## PROVIDED PASSAGE
━━━━━━━━━━━━━━━━━━━━
So to summarize, we have a complex web of intertexts surrounding a work and these interact with the complex real world.
So who’s going to look at all this?
Usually, there’s a division of labour here. The writer writes primary texts or ‘literature’ as it’s usually called. The critic writes secondary texts or ‘criticism’. But there are no lines of demarcation here. There is nothing to stop a writer being a critic. And, to go further along this line, though it might be thought to be narcissistic, there’s no law to stop a writer being the kind of critic who is concerned with analysing what’s inside their bath of ideas about texts and their own material contexts.. That is, the ones surrounding their own work.
Let’s see what that looks like.
A lot, but not all, of my writing for children has been about where I lived, who I lived with, how I lived with them and then what happened when I went to school, who I played with and so on.
My brother is making a protest about wholemeal bread
These people are nearly all of a kind (or I have written about them in such a way) for them to appear familiar to enough people I meet or live near for me to have an audience. I and the people in the poems appear to be doing things that come within the range that might be called ‘typical’. But of course they were also of a specific time and place, social position, and the peoples were on their own real journeys through society.
━━━━━━━━━━━━━━━━━━━━
(Annotated region listings)
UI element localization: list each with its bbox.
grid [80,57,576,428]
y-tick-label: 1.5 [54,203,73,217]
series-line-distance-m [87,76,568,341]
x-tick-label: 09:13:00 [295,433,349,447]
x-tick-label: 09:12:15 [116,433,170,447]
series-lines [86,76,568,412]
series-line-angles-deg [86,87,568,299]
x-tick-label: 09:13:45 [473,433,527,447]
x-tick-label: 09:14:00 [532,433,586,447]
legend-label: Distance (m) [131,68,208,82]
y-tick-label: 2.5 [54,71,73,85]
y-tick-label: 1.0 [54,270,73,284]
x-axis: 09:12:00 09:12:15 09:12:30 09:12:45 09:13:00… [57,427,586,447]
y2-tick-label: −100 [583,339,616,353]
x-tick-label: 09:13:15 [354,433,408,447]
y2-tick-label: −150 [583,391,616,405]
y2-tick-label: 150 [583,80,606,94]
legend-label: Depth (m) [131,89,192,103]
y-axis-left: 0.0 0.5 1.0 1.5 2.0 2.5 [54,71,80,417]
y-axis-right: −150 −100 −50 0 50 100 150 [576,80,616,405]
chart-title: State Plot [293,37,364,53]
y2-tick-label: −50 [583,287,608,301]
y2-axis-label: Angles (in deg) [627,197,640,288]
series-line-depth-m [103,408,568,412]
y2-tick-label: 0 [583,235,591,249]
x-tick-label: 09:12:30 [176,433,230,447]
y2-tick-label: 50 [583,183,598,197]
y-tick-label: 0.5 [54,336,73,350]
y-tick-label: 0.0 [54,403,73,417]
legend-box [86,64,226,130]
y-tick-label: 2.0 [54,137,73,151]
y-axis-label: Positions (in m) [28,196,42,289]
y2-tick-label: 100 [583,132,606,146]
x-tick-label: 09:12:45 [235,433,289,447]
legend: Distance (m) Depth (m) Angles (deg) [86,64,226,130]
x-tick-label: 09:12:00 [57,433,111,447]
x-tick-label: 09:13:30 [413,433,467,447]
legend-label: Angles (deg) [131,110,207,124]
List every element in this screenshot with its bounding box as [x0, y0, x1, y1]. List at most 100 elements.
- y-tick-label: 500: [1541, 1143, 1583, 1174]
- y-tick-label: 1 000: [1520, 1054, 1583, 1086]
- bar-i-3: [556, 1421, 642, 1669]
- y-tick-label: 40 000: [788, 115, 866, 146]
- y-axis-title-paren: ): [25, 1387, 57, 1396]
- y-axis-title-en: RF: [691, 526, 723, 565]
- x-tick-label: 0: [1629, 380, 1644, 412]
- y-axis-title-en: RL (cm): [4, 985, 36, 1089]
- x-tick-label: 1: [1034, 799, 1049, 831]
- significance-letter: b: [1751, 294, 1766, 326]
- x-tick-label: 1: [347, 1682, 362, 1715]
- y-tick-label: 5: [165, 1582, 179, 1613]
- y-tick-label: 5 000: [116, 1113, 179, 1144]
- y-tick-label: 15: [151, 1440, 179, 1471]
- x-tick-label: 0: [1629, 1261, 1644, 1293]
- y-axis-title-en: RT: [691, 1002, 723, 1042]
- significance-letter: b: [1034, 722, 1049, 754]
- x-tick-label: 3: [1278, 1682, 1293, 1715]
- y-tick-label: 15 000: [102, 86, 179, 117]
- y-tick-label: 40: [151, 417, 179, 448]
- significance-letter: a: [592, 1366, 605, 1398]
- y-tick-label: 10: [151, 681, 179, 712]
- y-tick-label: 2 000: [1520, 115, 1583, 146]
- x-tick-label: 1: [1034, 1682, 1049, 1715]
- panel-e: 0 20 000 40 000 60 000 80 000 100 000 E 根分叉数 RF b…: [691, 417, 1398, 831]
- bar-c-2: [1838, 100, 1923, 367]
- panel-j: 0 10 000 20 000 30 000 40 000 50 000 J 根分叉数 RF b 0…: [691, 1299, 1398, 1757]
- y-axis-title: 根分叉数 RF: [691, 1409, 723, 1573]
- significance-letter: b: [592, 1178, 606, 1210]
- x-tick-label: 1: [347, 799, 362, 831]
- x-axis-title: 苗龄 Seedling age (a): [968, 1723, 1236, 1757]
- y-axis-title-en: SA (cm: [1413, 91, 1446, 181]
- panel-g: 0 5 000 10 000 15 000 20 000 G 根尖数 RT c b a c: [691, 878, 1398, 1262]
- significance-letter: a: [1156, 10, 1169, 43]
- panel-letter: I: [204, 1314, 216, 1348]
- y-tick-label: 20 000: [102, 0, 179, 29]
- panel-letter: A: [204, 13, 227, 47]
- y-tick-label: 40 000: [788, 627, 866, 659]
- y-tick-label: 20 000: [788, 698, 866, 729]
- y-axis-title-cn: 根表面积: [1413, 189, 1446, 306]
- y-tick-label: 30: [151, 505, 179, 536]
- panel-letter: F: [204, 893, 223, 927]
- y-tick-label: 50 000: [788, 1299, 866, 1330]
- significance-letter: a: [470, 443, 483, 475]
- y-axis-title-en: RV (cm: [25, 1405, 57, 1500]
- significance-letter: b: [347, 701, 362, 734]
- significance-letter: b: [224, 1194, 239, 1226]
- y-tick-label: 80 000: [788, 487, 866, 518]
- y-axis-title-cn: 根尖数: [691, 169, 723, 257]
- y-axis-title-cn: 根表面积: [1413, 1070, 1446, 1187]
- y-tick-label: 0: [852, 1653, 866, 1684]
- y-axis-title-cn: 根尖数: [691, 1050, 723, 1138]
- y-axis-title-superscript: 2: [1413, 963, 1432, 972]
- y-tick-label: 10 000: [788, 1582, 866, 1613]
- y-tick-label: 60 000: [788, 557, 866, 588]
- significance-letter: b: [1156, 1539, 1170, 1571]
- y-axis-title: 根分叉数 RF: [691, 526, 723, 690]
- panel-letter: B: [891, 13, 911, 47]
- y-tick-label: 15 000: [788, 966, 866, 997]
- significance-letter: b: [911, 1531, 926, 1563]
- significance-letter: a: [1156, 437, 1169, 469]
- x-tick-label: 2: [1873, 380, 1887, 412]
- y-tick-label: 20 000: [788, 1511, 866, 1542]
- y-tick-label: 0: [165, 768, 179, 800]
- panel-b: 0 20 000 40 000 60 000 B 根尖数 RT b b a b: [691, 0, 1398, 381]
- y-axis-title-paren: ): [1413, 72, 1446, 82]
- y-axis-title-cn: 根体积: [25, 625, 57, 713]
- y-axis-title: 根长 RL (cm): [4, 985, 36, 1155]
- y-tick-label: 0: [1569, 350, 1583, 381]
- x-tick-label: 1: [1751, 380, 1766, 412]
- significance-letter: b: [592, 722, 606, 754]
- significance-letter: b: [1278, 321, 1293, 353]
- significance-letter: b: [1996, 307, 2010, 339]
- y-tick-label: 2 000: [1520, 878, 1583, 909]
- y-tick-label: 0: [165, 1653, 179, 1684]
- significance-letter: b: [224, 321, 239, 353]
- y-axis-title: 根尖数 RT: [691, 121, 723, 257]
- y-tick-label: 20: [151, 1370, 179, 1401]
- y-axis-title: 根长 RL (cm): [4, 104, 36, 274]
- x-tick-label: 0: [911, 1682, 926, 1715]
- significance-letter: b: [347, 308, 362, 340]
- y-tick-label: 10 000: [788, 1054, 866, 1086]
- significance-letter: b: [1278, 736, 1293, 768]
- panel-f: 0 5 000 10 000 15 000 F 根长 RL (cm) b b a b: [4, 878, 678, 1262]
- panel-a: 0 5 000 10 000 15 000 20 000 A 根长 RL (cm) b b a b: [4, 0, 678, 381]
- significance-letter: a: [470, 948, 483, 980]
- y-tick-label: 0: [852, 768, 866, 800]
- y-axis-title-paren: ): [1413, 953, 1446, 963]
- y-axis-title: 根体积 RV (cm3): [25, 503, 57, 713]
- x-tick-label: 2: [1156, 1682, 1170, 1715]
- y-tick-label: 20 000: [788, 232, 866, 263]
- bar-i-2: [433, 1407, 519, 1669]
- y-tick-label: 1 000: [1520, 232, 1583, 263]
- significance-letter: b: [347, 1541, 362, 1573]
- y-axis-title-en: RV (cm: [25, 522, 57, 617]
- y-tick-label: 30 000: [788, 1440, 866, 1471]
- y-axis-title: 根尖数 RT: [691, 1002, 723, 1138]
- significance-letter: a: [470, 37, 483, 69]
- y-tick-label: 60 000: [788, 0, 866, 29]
━━━━━━━━━━━━━━━━━━━━
## TASKS TO CARRY OUT
#1 Print the passage on writers as critics from "So who’s going" to "their own work.".
#2 Count the lines in the entries that contain the string "element", with case counting, and give only the number.

## ANSWERS FOR THE TASKS
#1
So who’s going to look at all this?
Usually, there’s a division of labour here. The writer writes primary texts or ‘literature’ as it’s usually called. The critic writes secondary texts or ‘criticism’. But there are no lines of demarcation here. There is nothing to stop a writer being a critic. And, to go further along this line, though it might be thought to be narcissistic, there’s no law to stop a writer being the kind of critic who is concerned with analysing what’s inside their bath of ideas about texts and their own material contexts.. That is, the ones surrounding their own work.

#2 2